■ Exercise prompt
Take every line where the string "title" appears and copy it.

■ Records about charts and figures
★ ★ ★ ★ ★ ★ ★
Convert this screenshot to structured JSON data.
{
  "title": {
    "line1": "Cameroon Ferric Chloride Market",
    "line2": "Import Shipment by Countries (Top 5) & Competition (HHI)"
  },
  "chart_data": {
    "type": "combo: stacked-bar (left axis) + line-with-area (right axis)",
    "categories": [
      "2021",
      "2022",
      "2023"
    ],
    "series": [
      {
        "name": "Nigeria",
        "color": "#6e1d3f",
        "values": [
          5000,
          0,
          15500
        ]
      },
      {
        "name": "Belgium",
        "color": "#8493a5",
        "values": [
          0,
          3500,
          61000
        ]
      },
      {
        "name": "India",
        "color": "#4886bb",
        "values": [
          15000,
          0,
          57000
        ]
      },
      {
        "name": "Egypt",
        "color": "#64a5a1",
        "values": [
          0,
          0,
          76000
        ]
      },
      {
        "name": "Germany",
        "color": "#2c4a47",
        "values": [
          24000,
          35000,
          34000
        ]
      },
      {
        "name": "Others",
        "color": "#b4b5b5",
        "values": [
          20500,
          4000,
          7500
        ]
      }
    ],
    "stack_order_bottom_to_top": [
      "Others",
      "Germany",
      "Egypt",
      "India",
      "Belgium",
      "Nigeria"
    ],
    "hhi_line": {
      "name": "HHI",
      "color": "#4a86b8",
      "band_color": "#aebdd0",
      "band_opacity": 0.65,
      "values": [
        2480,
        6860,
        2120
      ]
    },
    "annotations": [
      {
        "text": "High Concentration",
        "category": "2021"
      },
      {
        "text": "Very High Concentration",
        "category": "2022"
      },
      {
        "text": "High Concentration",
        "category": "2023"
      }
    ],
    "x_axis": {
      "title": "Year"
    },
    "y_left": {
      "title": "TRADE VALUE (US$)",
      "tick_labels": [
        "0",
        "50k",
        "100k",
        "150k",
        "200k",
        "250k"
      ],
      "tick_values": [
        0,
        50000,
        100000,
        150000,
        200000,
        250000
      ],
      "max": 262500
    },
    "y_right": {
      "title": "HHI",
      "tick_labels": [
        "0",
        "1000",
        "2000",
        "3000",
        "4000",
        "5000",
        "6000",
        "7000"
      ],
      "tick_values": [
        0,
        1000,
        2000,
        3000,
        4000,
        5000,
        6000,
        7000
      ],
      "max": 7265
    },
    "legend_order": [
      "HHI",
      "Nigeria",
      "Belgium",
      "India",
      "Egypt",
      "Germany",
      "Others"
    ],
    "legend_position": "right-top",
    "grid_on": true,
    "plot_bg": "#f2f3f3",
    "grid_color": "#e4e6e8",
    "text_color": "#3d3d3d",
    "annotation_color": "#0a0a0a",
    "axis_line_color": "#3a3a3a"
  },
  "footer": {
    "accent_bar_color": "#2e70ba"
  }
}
★ ★ ★ ★ ★ ★ ★
■ Worked solution
  "title": {
      "title": "Year"
      "title": "TRADE VALUE (US$)",
      "title": "HHI",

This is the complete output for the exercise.